##### RECORD EXTRACTS #####

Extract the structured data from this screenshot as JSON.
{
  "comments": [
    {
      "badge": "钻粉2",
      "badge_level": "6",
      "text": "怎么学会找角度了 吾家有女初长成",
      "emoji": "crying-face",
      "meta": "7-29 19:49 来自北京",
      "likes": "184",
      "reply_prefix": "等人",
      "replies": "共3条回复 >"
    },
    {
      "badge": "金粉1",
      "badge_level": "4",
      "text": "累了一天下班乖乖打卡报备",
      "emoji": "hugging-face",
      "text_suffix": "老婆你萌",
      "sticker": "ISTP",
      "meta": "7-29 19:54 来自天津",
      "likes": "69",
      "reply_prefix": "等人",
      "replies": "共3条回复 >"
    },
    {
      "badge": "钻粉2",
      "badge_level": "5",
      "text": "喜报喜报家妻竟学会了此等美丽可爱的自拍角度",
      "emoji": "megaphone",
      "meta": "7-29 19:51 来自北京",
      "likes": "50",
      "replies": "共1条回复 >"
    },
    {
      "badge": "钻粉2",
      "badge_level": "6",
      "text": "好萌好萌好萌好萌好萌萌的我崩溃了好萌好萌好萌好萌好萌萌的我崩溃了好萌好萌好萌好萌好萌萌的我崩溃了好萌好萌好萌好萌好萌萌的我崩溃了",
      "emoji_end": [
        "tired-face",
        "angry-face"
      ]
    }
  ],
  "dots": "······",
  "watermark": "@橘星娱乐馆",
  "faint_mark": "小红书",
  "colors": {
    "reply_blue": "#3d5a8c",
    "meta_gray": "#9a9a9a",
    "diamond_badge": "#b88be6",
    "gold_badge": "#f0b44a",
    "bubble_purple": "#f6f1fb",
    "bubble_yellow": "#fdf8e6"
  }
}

#####

=== REQUIREMENT ===
Where a line of the records above holds the word "face", copy that line.

=== WRITTEN ANSWER ===
      "emoji": "crying-face",
      "emoji": "hugging-face",
        "tired-face",
        "angry-face"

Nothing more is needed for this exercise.